Leave out any pictures and transcribe all other data below exactly.

══ Exercise material

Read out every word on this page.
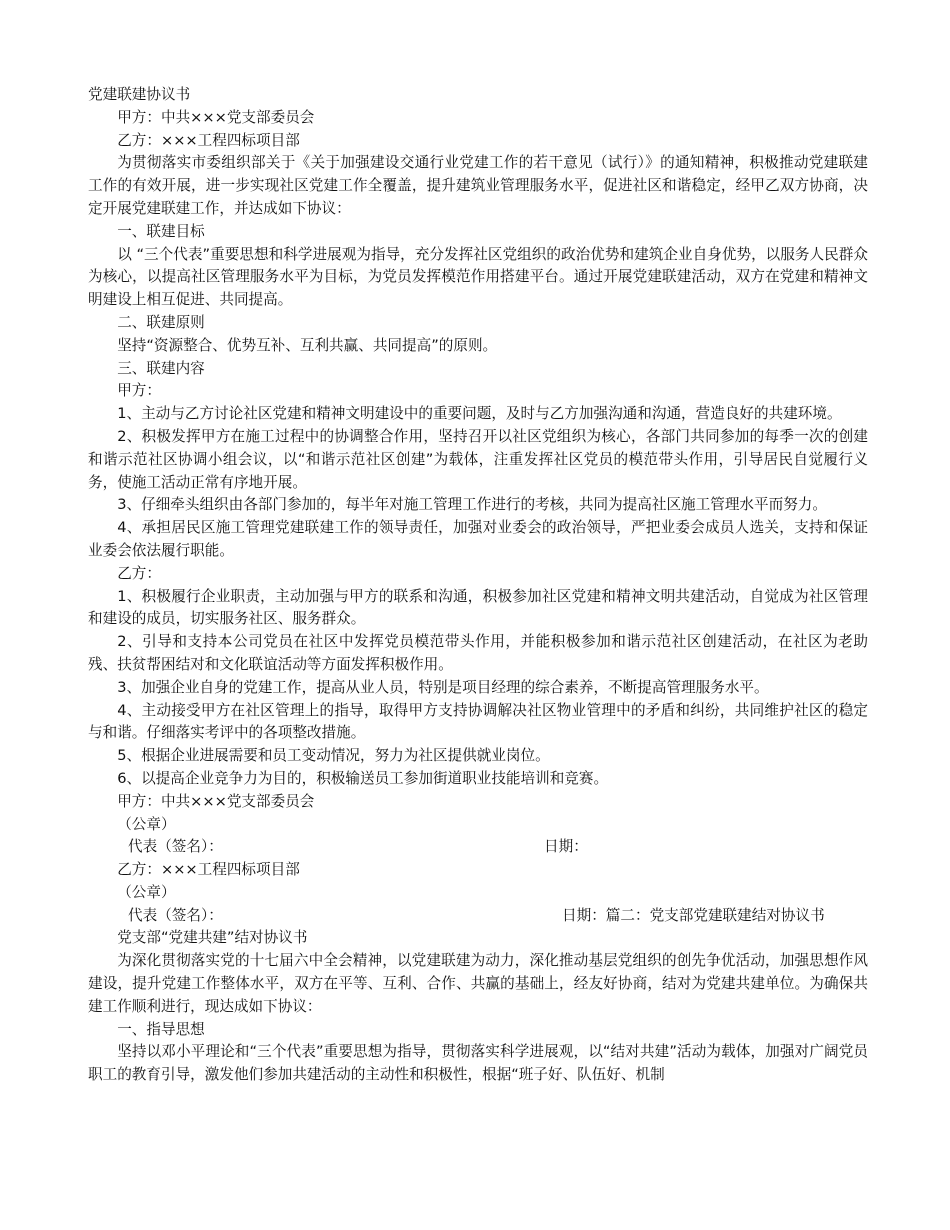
党建联建协议书
甲方：中共×××党支部委员会
乙方：×××工程四标项目部

为贯彻落实市委组织部关于《关于加强建设交通行业党建工作的若干意见（试行）》的通知精神，积极推动党建联建工作的有效开展，进一步实现社区党建工作全覆盖，提升建筑业管理服务水平，促进社区和谐稳定，经甲乙双方协商，决定开展党建联建工作，并达成如下协议：

一、联建目标

以 “三个代表”重要思想和科学进展观为指导，充分发挥社区党组织的政治优势和建筑企业自身优势，以服务人民群众为核心，以提高社区管理服务水平为目标，为党员发挥模范作用搭建平台。通过开展党建联建活动，双方在党建和精神文明建设上相互促进、共同提高。

二、联建原则

坚持“资源整合、优势互补、互利共赢、共同提高”的原则。

三、联建内容
甲方：

1、主动与乙方讨论社区党建和精神文明建设中的重要问题，及时与乙方加强沟通和沟通，营造良好的共建环境。

2、积极发挥甲方在施工过程中的协调整合作用，坚持召开以社区党组织为核心，各部门共同参加的每季一次的创建和谐示范社区协调小组会议，以“和谐示范社区创建”为载体，注重发挥社区党员的模范带头作用，引导居民自觉履行义务，使施工活动正常有序地开展。

3、仔细牵头组织由各部门参加的，每半年对施工管理工作进行的考核，共同为提高社区施工管理水平而努力。

4、承担居民区施工管理党建联建工作的领导责任，加强对业委会的政治领导，严把业委会成员人选关，支持和保证业委会依法履行职能。

乙方：

1、积极履行企业职责，主动加强与甲方的联系和沟通，积极参加社区党建和精神文明共建活动，自觉成为社区管理和建设的成员，切实服务社区、服务群众。

2、引导和支持本公司党员在社区中发挥党员模范带头作用，并能积极参加和谐示范社区创建活动，在社区为老助残、扶贫帮困结对和文化联谊活动等方面发挥积极作用。

3、加强企业自身的党建工作，提高从业人员，特别是项目经理的综合素养，不断提高管理服务水平。

4、主动接受甲方在社区管理上的指导，取得甲方支持协调解决社区物业管理中的矛盾和纠纷，共同维护社区的稳定与和谐。仔细落实考评中的各项整改措施。

5、根据企业进展需要和员工变动情况，努力为社区提供就业岗位。

6、以提高企业竞争力为目的，积极输送员工参加街道职业技能培训和竞赛。

甲方：中共×××党支部委员会
（公章）
代表（签名）：	日期：
乙方：×××工程四标项目部
（公章）
代表（签名）：	日期：篇二：党支部党建联建结对协议书
党支部“党建共建”结对协议书

为深化贯彻落实党的十七届六中全会精神，以党建联建为动力，深化推动基层党组织的创先争优活动，加强思想作风建设，提升党建工作整体水平，双方在平等、互利、合作、共赢的基础上，经友好协商，结对为党建共建单位。为确保共建工作顺利进行，现达成如下协议：

一、指导思想

坚持以邓小平理论和“三个代表”重要思想为指导，贯彻落实科学进展观，以“结对共建”活动为载体，加强对广阔党员职工的教育引导，激发他们参加共建活动的主动性和积极性，根据“班子好、队伍好、机制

════

Output of the exercise:
Read out every word on this page.
党建联建协议书
甲方：中共×××党支部委员会
乙方：×××工程四标项目部

为贯彻落实市委组织部关于《关于加强建设交通行业党建工作的若干意见（试行）》的通知精神，积极推动党建联建工作的有效开展，进一步实现社区党建工作全覆盖，提升建筑业管理服务水平，促进社区和谐稳定，经甲乙双方协商，决定开展党建联建工作，并达成如下协议：

一、联建目标

以 “三个代表”重要思想和科学进展观为指导，充分发挥社区党组织的政治优势和建筑企业自身优势，以服务人民群众为核心，以提高社区管理服务水平为目标，为党员发挥模范作用搭建平台。通过开展党建联建活动，双方在党建和精神文明建设上相互促进、共同提高。

二、联建原则

坚持“资源整合、优势互补、互利共赢、共同提高”的原则。

三、联建内容
甲方：

1、主动与乙方讨论社区党建和精神文明建设中的重要问题，及时与乙方加强沟通和沟通，营造良好的共建环境。

2、积极发挥甲方在施工过程中的协调整合作用，坚持召开以社区党组织为核心，各部门共同参加的每季一次的创建和谐示范社区协调小组会议，以“和谐示范社区创建”为载体，注重发挥社区党员的模范带头作用，引导居民自觉履行义务，使施工活动正常有序地开展。

3、仔细牵头组织由各部门参加的，每半年对施工管理工作进行的考核，共同为提高社区施工管理水平而努力。

4、承担居民区施工管理党建联建工作的领导责任，加强对业委会的政治领导，严把业委会成员人选关，支持和保证业委会依法履行职能。

乙方：

1、积极履行企业职责，主动加强与甲方的联系和沟通，积极参加社区党建和精神文明共建活动，自觉成为社区管理和建设的成员，切实服务社区、服务群众。

2、引导和支持本公司党员在社区中发挥党员模范带头作用，并能积极参加和谐示范社区创建活动，在社区为老助残、扶贫帮困结对和文化联谊活动等方面发挥积极作用。

3、加强企业自身的党建工作，提高从业人员，特别是项目经理的综合素养，不断提高管理服务水平。

4、主动接受甲方在社区管理上的指导，取得甲方支持协调解决社区物业管理中的矛盾和纠纷，共同维护社区的稳定与和谐。仔细落实考评中的各项整改措施。

5、根据企业进展需要和员工变动情况，努力为社区提供就业岗位。

6、以提高企业竞争力为目的，积极输送员工参加街道职业技能培训和竞赛。

甲方：中共×××党支部委员会
（公章）
代表（签名）：	日期：
乙方：×××工程四标项目部
（公章）
代表（签名）：	日期：篇二：党支部党建联建结对协议书
党支部“党建共建”结对协议书

为深化贯彻落实党的十七届六中全会精神，以党建联建为动力，深化推动基层党组织的创先争优活动，加强思想作风建设，提升党建工作整体水平，双方在平等、互利、合作、共赢的基础上，经友好协商，结对为党建共建单位。为确保共建工作顺利进行，现达成如下协议：

一、指导思想

坚持以邓小平理论和“三个代表”重要思想为指导，贯彻落实科学进展观，以“结对共建”活动为载体，加强对广阔党员职工的教育引导，激发他们参加共建活动的主动性和积极性，根据“班子好、队伍好、机制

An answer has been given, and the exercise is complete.